**Dataset records on visual material:**

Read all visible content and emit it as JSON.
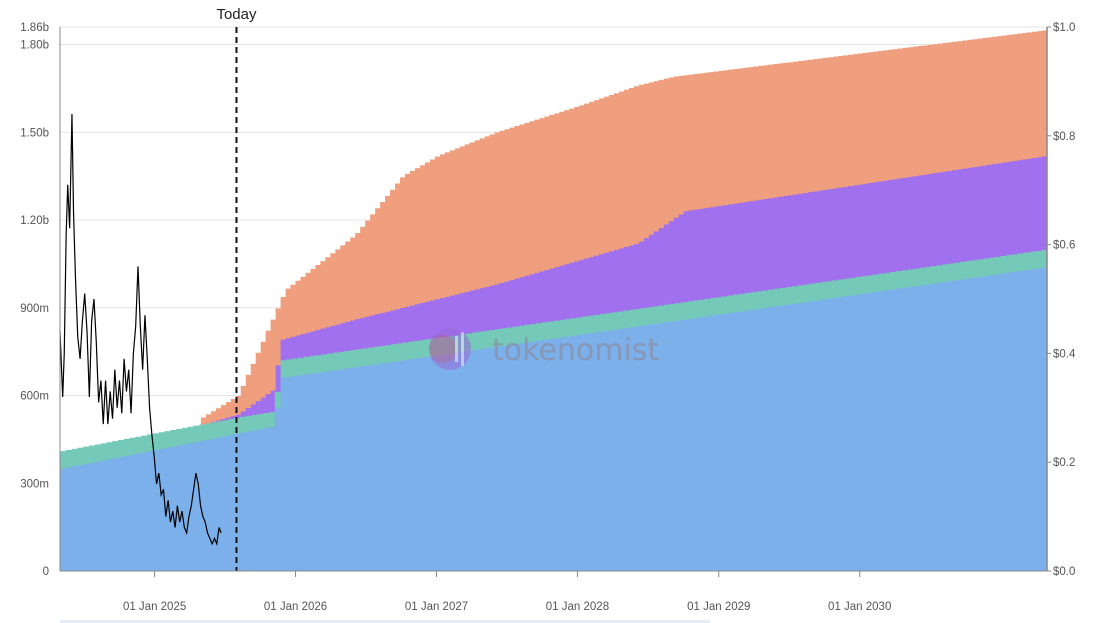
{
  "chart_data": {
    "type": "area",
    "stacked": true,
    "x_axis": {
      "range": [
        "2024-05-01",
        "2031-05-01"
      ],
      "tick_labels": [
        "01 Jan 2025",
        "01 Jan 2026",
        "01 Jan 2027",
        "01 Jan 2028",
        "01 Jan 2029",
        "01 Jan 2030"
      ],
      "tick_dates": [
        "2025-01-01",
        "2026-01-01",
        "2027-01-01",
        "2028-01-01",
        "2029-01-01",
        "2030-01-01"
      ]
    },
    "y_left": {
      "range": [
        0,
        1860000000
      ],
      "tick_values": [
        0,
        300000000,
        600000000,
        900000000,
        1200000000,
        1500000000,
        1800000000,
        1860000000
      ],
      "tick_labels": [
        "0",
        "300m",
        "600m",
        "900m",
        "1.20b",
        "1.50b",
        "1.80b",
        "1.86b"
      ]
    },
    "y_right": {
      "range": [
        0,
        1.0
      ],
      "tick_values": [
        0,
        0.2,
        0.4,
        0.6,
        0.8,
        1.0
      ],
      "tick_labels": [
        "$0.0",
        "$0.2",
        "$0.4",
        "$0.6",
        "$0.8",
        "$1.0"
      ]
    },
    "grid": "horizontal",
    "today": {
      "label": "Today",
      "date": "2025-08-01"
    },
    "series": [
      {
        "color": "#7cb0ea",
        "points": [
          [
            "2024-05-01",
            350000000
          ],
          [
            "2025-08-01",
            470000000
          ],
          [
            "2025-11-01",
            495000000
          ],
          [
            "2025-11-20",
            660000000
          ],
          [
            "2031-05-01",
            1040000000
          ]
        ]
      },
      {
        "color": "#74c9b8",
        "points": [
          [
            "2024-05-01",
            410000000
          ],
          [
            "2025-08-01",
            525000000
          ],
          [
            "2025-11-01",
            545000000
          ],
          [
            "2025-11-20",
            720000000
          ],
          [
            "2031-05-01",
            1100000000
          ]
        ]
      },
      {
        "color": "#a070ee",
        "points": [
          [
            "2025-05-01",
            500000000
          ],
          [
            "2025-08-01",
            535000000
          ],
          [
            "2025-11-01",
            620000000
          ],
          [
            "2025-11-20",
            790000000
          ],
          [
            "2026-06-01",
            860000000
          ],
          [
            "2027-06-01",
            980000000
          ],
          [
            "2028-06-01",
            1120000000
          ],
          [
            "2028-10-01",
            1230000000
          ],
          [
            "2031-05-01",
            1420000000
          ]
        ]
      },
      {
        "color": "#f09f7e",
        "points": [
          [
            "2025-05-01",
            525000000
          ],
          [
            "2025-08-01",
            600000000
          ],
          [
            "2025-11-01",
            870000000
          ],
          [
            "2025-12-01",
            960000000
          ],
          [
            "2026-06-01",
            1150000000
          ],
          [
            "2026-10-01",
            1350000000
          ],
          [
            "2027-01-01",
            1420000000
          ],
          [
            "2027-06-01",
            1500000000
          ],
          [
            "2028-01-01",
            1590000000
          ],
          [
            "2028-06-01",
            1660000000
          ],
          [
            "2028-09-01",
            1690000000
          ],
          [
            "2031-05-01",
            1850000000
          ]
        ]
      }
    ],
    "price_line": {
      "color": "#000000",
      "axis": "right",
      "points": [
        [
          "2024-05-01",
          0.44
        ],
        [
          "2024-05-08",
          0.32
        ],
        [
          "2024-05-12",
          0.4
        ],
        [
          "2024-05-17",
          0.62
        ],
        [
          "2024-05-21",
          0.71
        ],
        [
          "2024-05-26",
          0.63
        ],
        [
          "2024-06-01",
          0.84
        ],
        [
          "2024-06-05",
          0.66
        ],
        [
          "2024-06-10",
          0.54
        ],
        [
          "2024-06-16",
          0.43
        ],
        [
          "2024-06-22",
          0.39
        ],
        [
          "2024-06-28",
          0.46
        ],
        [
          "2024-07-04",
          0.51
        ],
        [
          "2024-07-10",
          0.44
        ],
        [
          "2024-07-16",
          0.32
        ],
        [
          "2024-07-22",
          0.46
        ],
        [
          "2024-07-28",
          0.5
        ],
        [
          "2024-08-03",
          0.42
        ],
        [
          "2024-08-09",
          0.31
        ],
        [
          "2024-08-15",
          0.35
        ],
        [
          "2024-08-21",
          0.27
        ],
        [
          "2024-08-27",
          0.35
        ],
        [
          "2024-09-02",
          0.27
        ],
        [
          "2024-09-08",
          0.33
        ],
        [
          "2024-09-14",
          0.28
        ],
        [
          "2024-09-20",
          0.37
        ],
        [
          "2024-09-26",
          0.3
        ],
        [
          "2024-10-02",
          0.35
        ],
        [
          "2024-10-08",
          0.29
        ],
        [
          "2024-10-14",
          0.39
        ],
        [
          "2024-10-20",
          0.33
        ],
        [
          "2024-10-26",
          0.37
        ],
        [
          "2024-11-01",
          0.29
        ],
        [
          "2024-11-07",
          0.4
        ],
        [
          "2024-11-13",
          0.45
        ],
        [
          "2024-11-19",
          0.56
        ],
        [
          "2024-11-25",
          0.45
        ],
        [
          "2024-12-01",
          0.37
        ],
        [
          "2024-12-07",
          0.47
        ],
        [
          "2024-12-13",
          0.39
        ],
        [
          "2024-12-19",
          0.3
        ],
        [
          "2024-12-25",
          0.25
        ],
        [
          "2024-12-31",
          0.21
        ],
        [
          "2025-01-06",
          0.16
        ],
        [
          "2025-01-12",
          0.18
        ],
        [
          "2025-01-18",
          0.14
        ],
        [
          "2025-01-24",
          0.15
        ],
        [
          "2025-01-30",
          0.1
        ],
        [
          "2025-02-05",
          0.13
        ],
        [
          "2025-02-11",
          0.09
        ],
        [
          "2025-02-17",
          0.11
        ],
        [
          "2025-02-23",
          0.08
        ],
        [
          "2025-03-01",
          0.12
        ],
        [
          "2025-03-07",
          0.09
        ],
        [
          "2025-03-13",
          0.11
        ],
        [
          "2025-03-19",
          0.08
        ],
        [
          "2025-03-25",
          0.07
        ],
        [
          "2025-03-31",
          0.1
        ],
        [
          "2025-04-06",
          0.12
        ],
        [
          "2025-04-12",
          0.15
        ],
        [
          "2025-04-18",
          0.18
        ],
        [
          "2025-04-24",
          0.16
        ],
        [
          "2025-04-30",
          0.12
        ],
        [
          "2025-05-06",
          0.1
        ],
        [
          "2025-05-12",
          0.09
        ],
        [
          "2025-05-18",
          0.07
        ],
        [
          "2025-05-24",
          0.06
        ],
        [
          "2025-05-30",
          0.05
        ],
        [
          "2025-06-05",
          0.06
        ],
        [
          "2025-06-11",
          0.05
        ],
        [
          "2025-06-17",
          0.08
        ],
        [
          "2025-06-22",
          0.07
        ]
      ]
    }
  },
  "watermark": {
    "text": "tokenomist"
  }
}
--
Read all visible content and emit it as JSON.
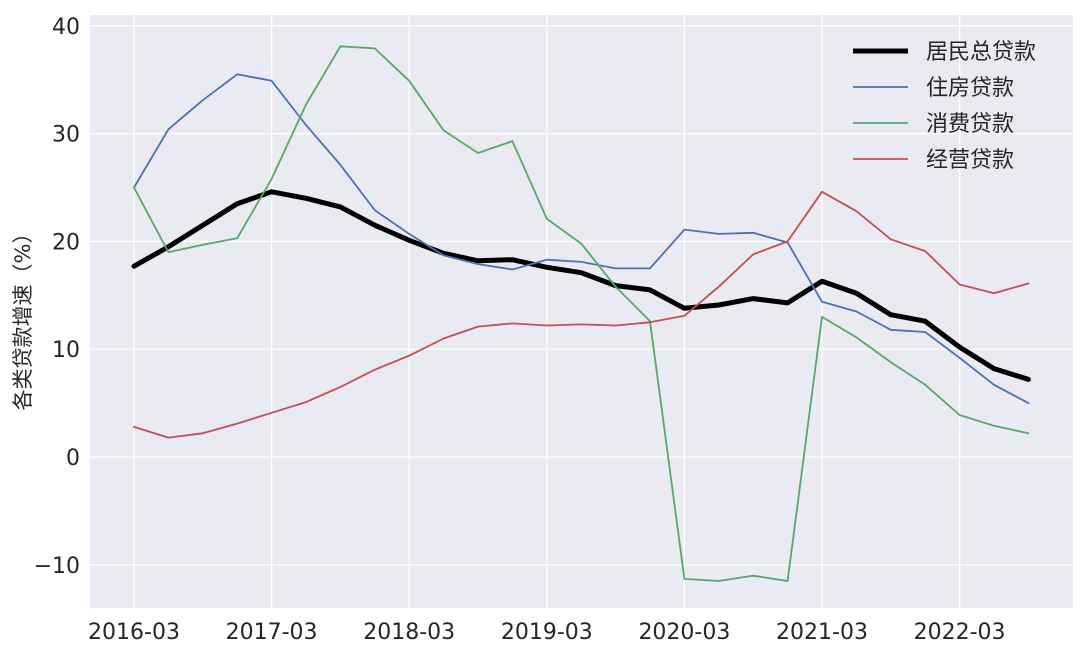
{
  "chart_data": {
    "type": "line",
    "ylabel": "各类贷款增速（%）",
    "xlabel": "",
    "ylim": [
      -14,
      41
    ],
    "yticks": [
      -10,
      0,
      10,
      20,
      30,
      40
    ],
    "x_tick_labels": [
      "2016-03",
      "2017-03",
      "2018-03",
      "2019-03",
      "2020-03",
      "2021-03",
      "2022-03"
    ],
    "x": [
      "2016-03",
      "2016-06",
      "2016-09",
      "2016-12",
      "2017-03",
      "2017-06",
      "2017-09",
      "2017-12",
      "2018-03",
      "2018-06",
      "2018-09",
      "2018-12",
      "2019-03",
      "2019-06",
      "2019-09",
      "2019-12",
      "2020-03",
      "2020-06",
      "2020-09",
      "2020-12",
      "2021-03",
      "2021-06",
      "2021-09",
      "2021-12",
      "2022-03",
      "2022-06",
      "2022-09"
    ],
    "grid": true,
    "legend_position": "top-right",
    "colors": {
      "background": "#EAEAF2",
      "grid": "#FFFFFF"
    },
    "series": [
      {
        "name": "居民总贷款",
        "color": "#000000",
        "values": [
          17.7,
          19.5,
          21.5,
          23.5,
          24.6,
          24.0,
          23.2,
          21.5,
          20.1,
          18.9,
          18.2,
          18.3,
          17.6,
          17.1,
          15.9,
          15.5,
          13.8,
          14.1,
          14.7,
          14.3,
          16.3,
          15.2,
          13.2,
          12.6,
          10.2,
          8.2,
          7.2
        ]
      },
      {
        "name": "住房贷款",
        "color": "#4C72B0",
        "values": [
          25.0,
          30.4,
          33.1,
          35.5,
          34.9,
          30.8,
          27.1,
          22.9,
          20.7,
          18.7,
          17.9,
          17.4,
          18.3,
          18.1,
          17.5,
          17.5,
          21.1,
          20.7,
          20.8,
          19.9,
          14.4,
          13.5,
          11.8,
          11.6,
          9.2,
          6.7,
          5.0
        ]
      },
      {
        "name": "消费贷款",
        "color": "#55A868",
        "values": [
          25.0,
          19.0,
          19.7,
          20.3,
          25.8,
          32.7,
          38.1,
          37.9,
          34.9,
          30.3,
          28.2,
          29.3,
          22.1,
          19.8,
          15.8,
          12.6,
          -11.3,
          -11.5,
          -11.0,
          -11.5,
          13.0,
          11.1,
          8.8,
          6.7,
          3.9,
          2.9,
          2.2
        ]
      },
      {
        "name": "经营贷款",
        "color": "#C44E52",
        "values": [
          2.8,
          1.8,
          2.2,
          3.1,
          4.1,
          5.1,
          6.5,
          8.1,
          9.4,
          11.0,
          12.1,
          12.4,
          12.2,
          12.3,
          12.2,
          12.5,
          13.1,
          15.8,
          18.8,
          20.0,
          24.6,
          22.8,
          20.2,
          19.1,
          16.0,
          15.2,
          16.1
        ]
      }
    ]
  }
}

**Brief:**
Which lines hold the word "grid"? Copy all of them.

**The solution:**
    "grid": "horizontal",
    "grid": true,
      "grid": "#FFFFFF"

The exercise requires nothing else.